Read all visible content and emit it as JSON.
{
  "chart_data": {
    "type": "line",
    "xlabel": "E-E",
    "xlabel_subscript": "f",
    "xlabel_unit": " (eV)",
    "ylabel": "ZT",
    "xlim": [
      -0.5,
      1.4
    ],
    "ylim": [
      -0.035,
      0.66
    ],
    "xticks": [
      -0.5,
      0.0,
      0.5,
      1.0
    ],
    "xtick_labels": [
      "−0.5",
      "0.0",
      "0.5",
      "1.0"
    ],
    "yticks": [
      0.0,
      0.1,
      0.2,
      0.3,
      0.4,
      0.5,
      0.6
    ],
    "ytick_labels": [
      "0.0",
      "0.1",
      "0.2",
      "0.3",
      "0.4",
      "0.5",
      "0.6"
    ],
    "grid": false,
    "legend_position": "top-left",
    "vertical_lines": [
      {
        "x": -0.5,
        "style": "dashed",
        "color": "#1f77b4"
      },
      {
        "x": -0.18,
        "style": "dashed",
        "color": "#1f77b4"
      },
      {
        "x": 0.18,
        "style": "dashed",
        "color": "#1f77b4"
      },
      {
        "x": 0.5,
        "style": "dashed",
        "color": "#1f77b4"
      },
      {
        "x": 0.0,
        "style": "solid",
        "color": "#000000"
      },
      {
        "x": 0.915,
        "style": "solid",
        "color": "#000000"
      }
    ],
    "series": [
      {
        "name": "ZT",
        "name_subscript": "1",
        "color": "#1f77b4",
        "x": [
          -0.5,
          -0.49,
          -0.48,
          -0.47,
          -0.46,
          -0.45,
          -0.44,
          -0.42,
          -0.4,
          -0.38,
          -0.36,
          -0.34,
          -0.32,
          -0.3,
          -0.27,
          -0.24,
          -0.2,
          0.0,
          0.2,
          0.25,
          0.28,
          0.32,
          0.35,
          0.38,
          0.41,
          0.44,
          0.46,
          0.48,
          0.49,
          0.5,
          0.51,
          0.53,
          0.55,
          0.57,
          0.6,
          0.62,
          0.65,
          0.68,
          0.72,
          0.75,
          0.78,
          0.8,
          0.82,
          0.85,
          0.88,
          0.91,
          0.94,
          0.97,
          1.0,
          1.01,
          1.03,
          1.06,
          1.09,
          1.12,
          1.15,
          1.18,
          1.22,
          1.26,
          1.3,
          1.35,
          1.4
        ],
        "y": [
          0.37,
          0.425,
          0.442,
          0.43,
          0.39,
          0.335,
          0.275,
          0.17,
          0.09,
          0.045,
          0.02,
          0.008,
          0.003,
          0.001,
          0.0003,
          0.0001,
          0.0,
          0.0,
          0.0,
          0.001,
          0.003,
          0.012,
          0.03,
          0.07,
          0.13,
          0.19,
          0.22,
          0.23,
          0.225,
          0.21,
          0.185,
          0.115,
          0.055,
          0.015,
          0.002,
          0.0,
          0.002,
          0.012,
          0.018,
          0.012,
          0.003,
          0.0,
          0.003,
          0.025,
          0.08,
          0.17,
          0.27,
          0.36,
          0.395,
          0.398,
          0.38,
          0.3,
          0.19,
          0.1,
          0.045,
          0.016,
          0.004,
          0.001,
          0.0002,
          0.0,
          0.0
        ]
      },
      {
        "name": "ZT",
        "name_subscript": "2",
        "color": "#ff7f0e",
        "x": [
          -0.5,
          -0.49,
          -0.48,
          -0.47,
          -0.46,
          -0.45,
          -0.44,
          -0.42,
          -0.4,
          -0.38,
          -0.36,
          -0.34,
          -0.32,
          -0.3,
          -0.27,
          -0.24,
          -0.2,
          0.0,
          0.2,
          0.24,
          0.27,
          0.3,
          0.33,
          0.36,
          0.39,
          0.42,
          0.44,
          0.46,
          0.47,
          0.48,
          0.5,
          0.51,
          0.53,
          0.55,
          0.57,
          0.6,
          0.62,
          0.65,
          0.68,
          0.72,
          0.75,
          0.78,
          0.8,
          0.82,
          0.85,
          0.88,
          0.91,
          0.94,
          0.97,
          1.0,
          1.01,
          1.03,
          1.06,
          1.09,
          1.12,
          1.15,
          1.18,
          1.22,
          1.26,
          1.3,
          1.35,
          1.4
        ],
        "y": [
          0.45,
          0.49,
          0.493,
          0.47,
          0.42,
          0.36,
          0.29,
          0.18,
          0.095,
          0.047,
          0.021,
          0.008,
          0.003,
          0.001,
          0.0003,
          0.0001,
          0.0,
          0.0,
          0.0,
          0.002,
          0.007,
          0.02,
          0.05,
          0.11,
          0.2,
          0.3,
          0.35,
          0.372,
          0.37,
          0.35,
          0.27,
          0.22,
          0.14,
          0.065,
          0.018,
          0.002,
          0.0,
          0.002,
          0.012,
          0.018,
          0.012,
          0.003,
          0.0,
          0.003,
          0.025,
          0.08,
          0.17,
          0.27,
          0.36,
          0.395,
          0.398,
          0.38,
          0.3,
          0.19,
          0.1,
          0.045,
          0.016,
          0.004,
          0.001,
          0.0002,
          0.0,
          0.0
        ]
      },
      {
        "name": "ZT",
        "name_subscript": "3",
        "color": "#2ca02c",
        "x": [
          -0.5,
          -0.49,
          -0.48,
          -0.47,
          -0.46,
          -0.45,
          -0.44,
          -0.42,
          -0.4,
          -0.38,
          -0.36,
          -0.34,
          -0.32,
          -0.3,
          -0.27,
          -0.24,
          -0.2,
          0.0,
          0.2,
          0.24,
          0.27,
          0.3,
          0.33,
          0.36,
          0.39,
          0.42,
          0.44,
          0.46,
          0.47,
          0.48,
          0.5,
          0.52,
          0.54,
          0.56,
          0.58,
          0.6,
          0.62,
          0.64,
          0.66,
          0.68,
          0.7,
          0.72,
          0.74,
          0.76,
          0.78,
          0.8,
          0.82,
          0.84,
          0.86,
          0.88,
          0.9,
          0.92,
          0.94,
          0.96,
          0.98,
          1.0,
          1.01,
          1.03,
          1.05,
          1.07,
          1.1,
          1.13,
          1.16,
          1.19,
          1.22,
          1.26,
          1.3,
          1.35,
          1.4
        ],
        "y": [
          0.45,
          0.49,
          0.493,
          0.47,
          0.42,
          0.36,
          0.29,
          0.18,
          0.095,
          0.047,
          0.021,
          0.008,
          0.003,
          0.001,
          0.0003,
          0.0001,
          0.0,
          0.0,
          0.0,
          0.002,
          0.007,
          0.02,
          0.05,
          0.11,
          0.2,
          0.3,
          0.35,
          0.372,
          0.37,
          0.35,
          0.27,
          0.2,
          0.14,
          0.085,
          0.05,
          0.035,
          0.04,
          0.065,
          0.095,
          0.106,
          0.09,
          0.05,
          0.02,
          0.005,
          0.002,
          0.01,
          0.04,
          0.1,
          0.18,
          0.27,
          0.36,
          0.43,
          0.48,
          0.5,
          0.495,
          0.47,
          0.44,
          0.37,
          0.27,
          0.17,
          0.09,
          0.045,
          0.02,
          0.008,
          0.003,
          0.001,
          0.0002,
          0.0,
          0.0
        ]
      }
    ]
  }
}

Challenge: Repeat the material from above exactly, word for word.

Answer in full:
Read all visible content and emit it as JSON.
{
  "chart_data": {
    "type": "line",
    "xlabel": "E-E",
    "xlabel_subscript": "f",
    "xlabel_unit": " (eV)",
    "ylabel": "ZT",
    "xlim": [
      -0.5,
      1.4
    ],
    "ylim": [
      -0.035,
      0.66
    ],
    "xticks": [
      -0.5,
      0.0,
      0.5,
      1.0
    ],
    "xtick_labels": [
      "−0.5",
      "0.0",
      "0.5",
      "1.0"
    ],
    "yticks": [
      0.0,
      0.1,
      0.2,
      0.3,
      0.4,
      0.5,
      0.6
    ],
    "ytick_labels": [
      "0.0",
      "0.1",
      "0.2",
      "0.3",
      "0.4",
      "0.5",
      "0.6"
    ],
    "grid": false,
    "legend_position": "top-left",
    "vertical_lines": [
      {
        "x": -0.5,
        "style": "dashed",
        "color": "#1f77b4"
      },
      {
        "x": -0.18,
        "style": "dashed",
        "color": "#1f77b4"
      },
      {
        "x": 0.18,
        "style": "dashed",
        "color": "#1f77b4"
      },
      {
        "x": 0.5,
        "style": "dashed",
        "color": "#1f77b4"
      },
      {
        "x": 0.0,
        "style": "solid",
        "color": "#000000"
      },
      {
        "x": 0.915,
        "style": "solid",
        "color": "#000000"
      }
    ],
    "series": [
      {
        "name": "ZT",
        "name_subscript": "1",
        "color": "#1f77b4",
        "x": [
          -0.5,
          -0.49,
          -0.48,
          -0.47,
          -0.46,
          -0.45,
          -0.44,
          -0.42,
          -0.4,
          -0.38,
          -0.36,
          -0.34,
          -0.32,
          -0.3,
          -0.27,
          -0.24,
          -0.2,
          0.0,
          0.2,
          0.25,
          0.28,
          0.32,
          0.35,
          0.38,
          0.41,
          0.44,
          0.46,
          0.48,
          0.49,
          0.5,
          0.51,
          0.53,
          0.55,
          0.57,
          0.6,
          0.62,
          0.65,
          0.68,
          0.72,
          0.75,
          0.78,
          0.8,
          0.82,
          0.85,
          0.88,
          0.91,
          0.94,
          0.97,
          1.0,
          1.01,
          1.03,
          1.06,
          1.09,
          1.12,
          1.15,
          1.18,
          1.22,
          1.26,
          1.3,
          1.35,
          1.4
        ],
        "y": [
          0.37,
          0.425,
          0.442,
          0.43,
          0.39,
          0.335,
          0.275,
          0.17,
          0.09,
          0.045,
          0.02,
          0.008,
          0.003,
          0.001,
          0.0003,
          0.0001,
          0.0,
          0.0,
          0.0,
          0.001,
          0.003,
          0.012,
          0.03,
          0.07,
          0.13,
          0.19,
          0.22,
          0.23,
          0.225,
          0.21,
          0.185,
          0.115,
          0.055,
          0.015,
          0.002,
          0.0,
          0.002,
          0.012,
          0.018,
          0.012,
          0.003,
          0.0,
          0.003,
          0.025,
          0.08,
          0.17,
          0.27,
          0.36,
          0.395,
          0.398,
          0.38,
          0.3,
          0.19,
          0.1,
          0.045,
          0.016,
          0.004,
          0.001,
          0.0002,
          0.0,
          0.0
        ]
      },
      {
        "name": "ZT",
        "name_subscript": "2",
        "color": "#ff7f0e",
        "x": [
          -0.5,
          -0.49,
          -0.48,
          -0.47,
          -0.46,
          -0.45,
          -0.44,
          -0.42,
          -0.4,
          -0.38,
          -0.36,
          -0.34,
          -0.32,
          -0.3,
          -0.27,
          -0.24,
          -0.2,
          0.0,
          0.2,
          0.24,
          0.27,
          0.3,
          0.33,
          0.36,
          0.39,
          0.42,
          0.44,
          0.46,
          0.47,
          0.48,
          0.5,
          0.51,
          0.53,
          0.55,
          0.57,
          0.6,
          0.62,
          0.65,
          0.68,
          0.72,
          0.75,
          0.78,
          0.8,
          0.82,
          0.85,
          0.88,
          0.91,
          0.94,
          0.97,
          1.0,
          1.01,
          1.03,
          1.06,
          1.09,
          1.12,
          1.15,
          1.18,
          1.22,
          1.26,
          1.3,
          1.35,
          1.4
        ],
        "y": [
          0.45,
          0.49,
          0.493,
          0.47,
          0.42,
          0.36,
          0.29,
          0.18,
          0.095,
          0.047,
          0.021,
          0.008,
          0.003,
          0.001,
          0.0003,
          0.0001,
          0.0,
          0.0,
          0.0,
          0.002,
          0.007,
          0.02,
          0.05,
          0.11,
          0.2,
          0.3,
          0.35,
          0.372,
          0.37,
          0.35,
          0.27,
          0.22,
          0.14,
          0.065,
          0.018,
          0.002,
          0.0,
          0.002,
          0.012,
          0.018,
          0.012,
          0.003,
          0.0,
          0.003,
          0.025,
          0.08,
          0.17,
          0.27,
          0.36,
          0.395,
          0.398,
          0.38,
          0.3,
          0.19,
          0.1,
          0.045,
          0.016,
          0.004,
          0.001,
          0.0002,
          0.0,
          0.0
        ]
      },
      {
        "name": "ZT",
        "name_subscript": "3",
        "color": "#2ca02c",
        "x": [
          -0.5,
          -0.49,
          -0.48,
          -0.47,
          -0.46,
          -0.45,
          -0.44,
          -0.42,
          -0.4,
          -0.38,
          -0.36,
          -0.34,
          -0.32,
          -0.3,
          -0.27,
          -0.24,
          -0.2,
          0.0,
          0.2,
          0.24,
          0.27,
          0.3,
          0.33,
          0.36,
          0.39,
          0.42,
          0.44,
          0.46,
          0.47,
          0.48,
          0.5,
          0.52,
          0.54,
          0.56,
          0.58,
          0.6,
          0.62,
          0.64,
          0.66,
          0.68,
          0.7,
          0.72,
          0.74,
          0.76,
          0.78,
          0.8,
          0.82,
          0.84,
          0.86,
          0.88,
          0.9,
          0.92,
          0.94,
          0.96,
          0.98,
          1.0,
          1.01,
          1.03,
          1.05,
          1.07,
          1.1,
          1.13,
          1.16,
          1.19,
          1.22,
          1.26,
          1.3,
          1.35,
          1.4
        ],
        "y": [
          0.45,
          0.49,
          0.493,
          0.47,
          0.42,
          0.36,
          0.29,
          0.18,
          0.095,
          0.047,
          0.021,
          0.008,
          0.003,
          0.001,
          0.0003,
          0.0001,
          0.0,
          0.0,
          0.0,
          0.002,
          0.007,
          0.02,
          0.05,
          0.11,
          0.2,
          0.3,
          0.35,
          0.372,
          0.37,
          0.35,
          0.27,
          0.2,
          0.14,
          0.085,
          0.05,
          0.035,
          0.04,
          0.065,
          0.095,
          0.106,
          0.09,
          0.05,
          0.02,
          0.005,
          0.002,
          0.01,
          0.04,
          0.1,
          0.18,
          0.27,
          0.36,
          0.43,
          0.48,
          0.5,
          0.495,
          0.47,
          0.44,
          0.37,
          0.27,
          0.17,
          0.09,
          0.045,
          0.02,
          0.008,
          0.003,
          0.001,
          0.0002,
          0.0,
          0.0
        ]
      }
    ]
  }
}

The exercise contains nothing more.